Stated task — Please copy these records line for line, with no changes.

# Start of Supplied records

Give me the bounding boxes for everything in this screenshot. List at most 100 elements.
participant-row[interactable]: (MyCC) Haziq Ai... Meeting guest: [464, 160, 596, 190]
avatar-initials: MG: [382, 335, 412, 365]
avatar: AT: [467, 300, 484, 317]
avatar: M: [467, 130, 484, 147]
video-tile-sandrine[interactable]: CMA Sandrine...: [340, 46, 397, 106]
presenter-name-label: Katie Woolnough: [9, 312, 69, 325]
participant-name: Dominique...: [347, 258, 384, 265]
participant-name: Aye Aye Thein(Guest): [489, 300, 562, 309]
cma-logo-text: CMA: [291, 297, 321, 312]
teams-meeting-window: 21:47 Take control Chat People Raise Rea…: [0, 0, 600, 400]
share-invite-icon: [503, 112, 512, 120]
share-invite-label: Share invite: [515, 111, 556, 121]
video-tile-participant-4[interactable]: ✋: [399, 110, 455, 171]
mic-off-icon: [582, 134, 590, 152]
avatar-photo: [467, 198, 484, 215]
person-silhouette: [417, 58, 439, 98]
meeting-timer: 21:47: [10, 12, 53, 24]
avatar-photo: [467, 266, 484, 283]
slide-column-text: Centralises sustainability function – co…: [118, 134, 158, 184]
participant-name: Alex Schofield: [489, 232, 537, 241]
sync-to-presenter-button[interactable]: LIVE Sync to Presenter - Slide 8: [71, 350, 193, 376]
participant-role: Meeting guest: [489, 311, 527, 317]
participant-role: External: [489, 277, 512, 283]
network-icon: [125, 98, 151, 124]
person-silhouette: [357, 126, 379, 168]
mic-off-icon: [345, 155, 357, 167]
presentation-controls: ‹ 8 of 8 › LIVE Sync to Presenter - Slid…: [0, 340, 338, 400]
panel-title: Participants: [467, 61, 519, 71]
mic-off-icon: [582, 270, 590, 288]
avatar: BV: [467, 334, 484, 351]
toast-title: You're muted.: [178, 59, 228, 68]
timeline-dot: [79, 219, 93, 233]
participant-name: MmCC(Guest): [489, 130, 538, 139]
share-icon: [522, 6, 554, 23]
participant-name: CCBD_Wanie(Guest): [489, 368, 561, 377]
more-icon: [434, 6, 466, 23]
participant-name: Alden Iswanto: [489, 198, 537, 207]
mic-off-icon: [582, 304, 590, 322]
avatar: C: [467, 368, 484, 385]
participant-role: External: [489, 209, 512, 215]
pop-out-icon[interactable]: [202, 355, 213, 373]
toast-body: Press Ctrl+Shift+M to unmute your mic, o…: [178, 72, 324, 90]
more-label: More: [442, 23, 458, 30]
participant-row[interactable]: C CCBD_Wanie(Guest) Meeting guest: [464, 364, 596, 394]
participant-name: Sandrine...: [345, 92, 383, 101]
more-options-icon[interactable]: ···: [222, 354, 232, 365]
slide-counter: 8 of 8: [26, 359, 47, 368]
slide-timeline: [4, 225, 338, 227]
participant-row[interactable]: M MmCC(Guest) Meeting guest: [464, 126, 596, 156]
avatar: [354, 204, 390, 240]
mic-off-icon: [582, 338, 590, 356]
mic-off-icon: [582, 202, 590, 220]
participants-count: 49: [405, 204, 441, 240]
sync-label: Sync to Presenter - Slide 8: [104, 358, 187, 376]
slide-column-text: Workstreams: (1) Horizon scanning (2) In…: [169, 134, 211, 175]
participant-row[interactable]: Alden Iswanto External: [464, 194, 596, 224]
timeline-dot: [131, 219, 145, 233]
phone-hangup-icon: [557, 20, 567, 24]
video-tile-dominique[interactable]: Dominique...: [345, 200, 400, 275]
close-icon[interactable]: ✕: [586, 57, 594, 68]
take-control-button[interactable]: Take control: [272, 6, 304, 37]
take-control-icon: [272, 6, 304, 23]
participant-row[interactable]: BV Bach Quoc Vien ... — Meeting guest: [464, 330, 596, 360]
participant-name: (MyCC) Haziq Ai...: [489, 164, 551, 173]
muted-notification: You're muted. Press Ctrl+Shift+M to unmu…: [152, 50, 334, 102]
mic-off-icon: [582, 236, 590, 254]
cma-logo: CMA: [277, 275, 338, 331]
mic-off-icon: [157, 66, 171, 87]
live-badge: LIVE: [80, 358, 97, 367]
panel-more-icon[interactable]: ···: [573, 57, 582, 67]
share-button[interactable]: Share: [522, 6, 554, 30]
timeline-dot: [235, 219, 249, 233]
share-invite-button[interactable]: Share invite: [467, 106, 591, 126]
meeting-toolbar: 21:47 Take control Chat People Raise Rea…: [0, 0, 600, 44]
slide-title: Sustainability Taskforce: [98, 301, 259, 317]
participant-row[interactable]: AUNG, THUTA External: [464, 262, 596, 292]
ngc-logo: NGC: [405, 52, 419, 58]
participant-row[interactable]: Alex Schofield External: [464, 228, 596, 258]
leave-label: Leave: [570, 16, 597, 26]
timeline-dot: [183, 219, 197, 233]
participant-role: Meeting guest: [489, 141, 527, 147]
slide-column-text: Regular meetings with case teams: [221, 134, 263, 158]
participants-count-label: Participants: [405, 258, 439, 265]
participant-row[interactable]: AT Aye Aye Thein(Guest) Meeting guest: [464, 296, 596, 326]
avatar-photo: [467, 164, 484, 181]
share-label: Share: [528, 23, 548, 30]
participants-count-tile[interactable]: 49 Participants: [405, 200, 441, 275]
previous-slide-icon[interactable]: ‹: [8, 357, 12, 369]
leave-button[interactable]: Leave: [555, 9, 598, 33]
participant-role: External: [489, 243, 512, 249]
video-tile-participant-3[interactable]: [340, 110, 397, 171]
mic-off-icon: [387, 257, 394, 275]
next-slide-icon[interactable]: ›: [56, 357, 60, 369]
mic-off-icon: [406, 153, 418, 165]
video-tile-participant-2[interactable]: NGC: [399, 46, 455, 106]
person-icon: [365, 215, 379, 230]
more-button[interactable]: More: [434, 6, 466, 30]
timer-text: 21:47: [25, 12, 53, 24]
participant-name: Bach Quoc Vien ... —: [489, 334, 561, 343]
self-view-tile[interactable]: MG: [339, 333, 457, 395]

# End of Supplied records

Solution —
Give me the bounding boxes for everything in this screenshot. List at most 100 elements.
participant-row[interactable]: (MyCC) Haziq Ai... Meeting guest: [464, 160, 596, 190]
avatar-initials: MG: [382, 335, 412, 365]
avatar: AT: [467, 300, 484, 317]
avatar: M: [467, 130, 484, 147]
video-tile-sandrine[interactable]: CMA Sandrine...: [340, 46, 397, 106]
presenter-name-label: Katie Woolnough: [9, 312, 69, 325]
participant-name: Dominique...: [347, 258, 384, 265]
participant-name: Aye Aye Thein(Guest): [489, 300, 562, 309]
cma-logo-text: CMA: [291, 297, 321, 312]
teams-meeting-window: 21:47 Take control Chat People Raise Rea…: [0, 0, 600, 400]
share-invite-icon: [503, 112, 512, 120]
share-invite-label: Share invite: [515, 111, 556, 121]
video-tile-participant-4[interactable]: ✋: [399, 110, 455, 171]
mic-off-icon: [582, 134, 590, 152]
avatar-photo: [467, 198, 484, 215]
person-silhouette: [417, 58, 439, 98]
meeting-timer: 21:47: [10, 12, 53, 24]
avatar-photo: [467, 266, 484, 283]
slide-column-text: Centralises sustainability function – co…: [118, 134, 158, 184]
participant-name: Alex Schofield: [489, 232, 537, 241]
sync-to-presenter-button[interactable]: LIVE Sync to Presenter - Slide 8: [71, 350, 193, 376]
participant-role: Meeting guest: [489, 311, 527, 317]
participant-role: External: [489, 277, 512, 283]
network-icon: [125, 98, 151, 124]
person-silhouette: [357, 126, 379, 168]
mic-off-icon: [345, 155, 357, 167]
presentation-controls: ‹ 8 of 8 › LIVE Sync to Presenter - Slid…: [0, 340, 338, 400]
panel-title: Participants: [467, 61, 519, 71]
mic-off-icon: [582, 270, 590, 288]
avatar: BV: [467, 334, 484, 351]
toast-title: You're muted.: [178, 59, 228, 68]
timeline-dot: [79, 219, 93, 233]
participant-name: MmCC(Guest): [489, 130, 538, 139]
share-icon: [522, 6, 554, 23]
participant-name: CCBD_Wanie(Guest): [489, 368, 561, 377]
more-icon: [434, 6, 466, 23]
participant-name: Alden Iswanto: [489, 198, 537, 207]
mic-off-icon: [582, 304, 590, 322]
avatar: C: [467, 368, 484, 385]
participant-role: External: [489, 209, 512, 215]
pop-out-icon[interactable]: [202, 355, 213, 373]
toast-body: Press Ctrl+Shift+M to unmute your mic, o…: [178, 72, 324, 90]
more-label: More: [442, 23, 458, 30]
participant-row[interactable]: C CCBD_Wanie(Guest) Meeting guest: [464, 364, 596, 394]
participant-name: Sandrine...: [345, 92, 383, 101]
more-options-icon[interactable]: ···: [222, 354, 232, 365]
slide-counter: 8 of 8: [26, 359, 47, 368]
slide-timeline: [4, 225, 338, 227]
participant-row[interactable]: M MmCC(Guest) Meeting guest: [464, 126, 596, 156]
avatar: [354, 204, 390, 240]
mic-off-icon: [582, 338, 590, 356]
mic-off-icon: [582, 202, 590, 220]
participants-count: 49: [405, 204, 441, 240]
sync-label: Sync to Presenter - Slide 8: [104, 358, 187, 376]
slide-column-text: Workstreams: (1) Horizon scanning (2) In…: [169, 134, 211, 175]
participant-row[interactable]: Alden Iswanto External: [464, 194, 596, 224]
timeline-dot: [131, 219, 145, 233]
phone-hangup-icon: [557, 20, 567, 24]
video-tile-dominique[interactable]: Dominique...: [345, 200, 400, 275]
close-icon[interactable]: ✕: [586, 57, 594, 68]
take-control-button[interactable]: Take control: [272, 6, 304, 37]
take-control-icon: [272, 6, 304, 23]
participant-row[interactable]: BV Bach Quoc Vien ... — Meeting guest: [464, 330, 596, 360]
participant-name: (MyCC) Haziq Ai...: [489, 164, 551, 173]
muted-notification: You're muted. Press Ctrl+Shift+M to unmu…: [152, 50, 334, 102]
mic-off-icon: [582, 236, 590, 254]
cma-logo: CMA: [277, 275, 338, 331]
mic-off-icon: [157, 66, 171, 87]
live-badge: LIVE: [80, 358, 97, 367]
panel-more-icon[interactable]: ···: [573, 57, 582, 67]
share-button[interactable]: Share: [522, 6, 554, 30]
timeline-dot: [235, 219, 249, 233]
share-invite-button[interactable]: Share invite: [467, 106, 591, 126]
meeting-toolbar: 21:47 Take control Chat People Raise Rea…: [0, 0, 600, 44]
slide-title: Sustainability Taskforce: [98, 301, 259, 317]
participant-row[interactable]: AUNG, THUTA External: [464, 262, 596, 292]
ngc-logo: NGC: [405, 52, 419, 58]
participant-row[interactable]: Alex Schofield External: [464, 228, 596, 258]
leave-label: Leave: [570, 16, 597, 26]
timeline-dot: [183, 219, 197, 233]
participant-role: Meeting guest: [489, 141, 527, 147]
slide-column-text: Regular meetings with case teams: [221, 134, 263, 158]
participants-count-label: Participants: [405, 258, 439, 265]
participant-row[interactable]: AT Aye Aye Thein(Guest) Meeting guest: [464, 296, 596, 326]
avatar-photo: [467, 164, 484, 181]
share-label: Share: [528, 23, 548, 30]
participants-count-tile[interactable]: 49 Participants: [405, 200, 441, 275]
previous-slide-icon[interactable]: ‹: [8, 357, 12, 369]
leave-button[interactable]: Leave: [555, 9, 598, 33]
participant-role: External: [489, 243, 512, 249]
video-tile-participant-3[interactable]: [340, 110, 397, 171]
mic-off-icon: [387, 257, 394, 275]
next-slide-icon[interactable]: ›: [56, 357, 60, 369]
mic-off-icon: [406, 153, 418, 165]
video-tile-participant-2[interactable]: NGC: [399, 46, 455, 106]
person-icon: [365, 215, 379, 230]
more-button[interactable]: More: [434, 6, 466, 30]
timer-text: 21:47: [25, 12, 53, 24]
participant-name: Bach Quoc Vien ... —: [489, 334, 561, 343]
self-view-tile[interactable]: MG: [339, 333, 457, 395]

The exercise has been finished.